Stored data entries
— START —
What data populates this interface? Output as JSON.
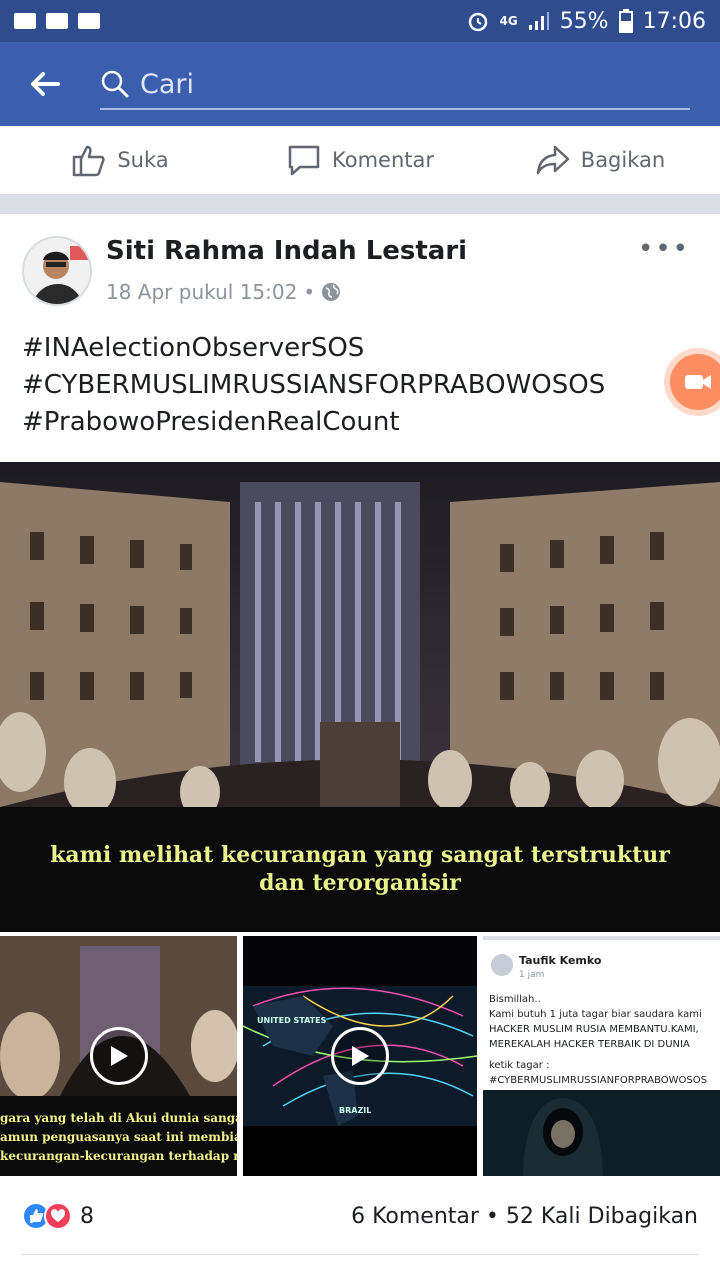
{
  "status_bar": {
    "network": "4G",
    "battery": "55%",
    "time": "17:06",
    "icons": [
      "gmail-icon",
      "video-camera-icon",
      "pulse-app-icon",
      "alarm-icon",
      "signal-icon",
      "battery-icon"
    ]
  },
  "appbar": {
    "back_icon": "back-arrow-icon",
    "search_icon": "search-icon",
    "search_placeholder": "Cari"
  },
  "top_actions": [
    {
      "label": "Suka",
      "icon": "thumbs-up-icon"
    },
    {
      "label": "Komentar",
      "icon": "comment-icon"
    },
    {
      "label": "Bagikan",
      "icon": "share-icon"
    }
  ],
  "post": {
    "author": "Siti Rahma Indah Lestari",
    "timestamp": "18 Apr pukul 15:02",
    "separator": "•",
    "privacy_icon": "globe-icon",
    "more_label": "•••",
    "text_lines": [
      "#INAelectionObserverSOS",
      "#CYBERMUSLIMRUSSIANSFORPRABOWOSOS",
      "#PrabowoPresidenRealCount"
    ],
    "main_media": {
      "caption_line1": "kami melihat kecurangan yang sangat terstruktur",
      "caption_line2": "dan terorganisir"
    },
    "thumbnails": [
      {
        "type": "video",
        "caption_line1": "gara yang telah di Akui dunia sangat Ka",
        "caption_line2": "amun penguasanya saat ini membiarka",
        "caption_line3": "kecurangan-kecurangan terhadap rakya"
      },
      {
        "type": "video",
        "map_label_1": "UNITED STATES",
        "map_label_2": "BRAZIL"
      },
      {
        "type": "image",
        "name": "Taufik Kemko",
        "time": "1 jam",
        "line1": "Bismillah..",
        "line2": "Kami butuh 1 juta tagar biar saudara kami",
        "line3": "HACKER MUSLIM RUSIA MEMBANTU.KAMI,",
        "line4": "MEREKALAH HACKER TERBAIK DI DUNIA",
        "line5": "ketik tagar :",
        "line6": "#CYBERMUSLIMRUSSIANFORPRABOWOSOS"
      }
    ],
    "reactions_count": "8",
    "comments": "6 Komentar",
    "shares": "52 Kali Dibagikan",
    "dot": "•"
  },
  "colors": {
    "status_bar": "#2f4c8f",
    "app_bar": "#3b5fae",
    "like": "#2d88ff",
    "love": "#f33e58",
    "subtitle": "#e9f28c"
  }
}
— END —
**Exercise directions**
Copy out every line from the records that has the word "sangat".

**Output below**
      "caption_line1": "kami melihat kecurangan yang sangat terstruktur",
        "caption_line1": "gara yang telah di Akui dunia sangat Ka",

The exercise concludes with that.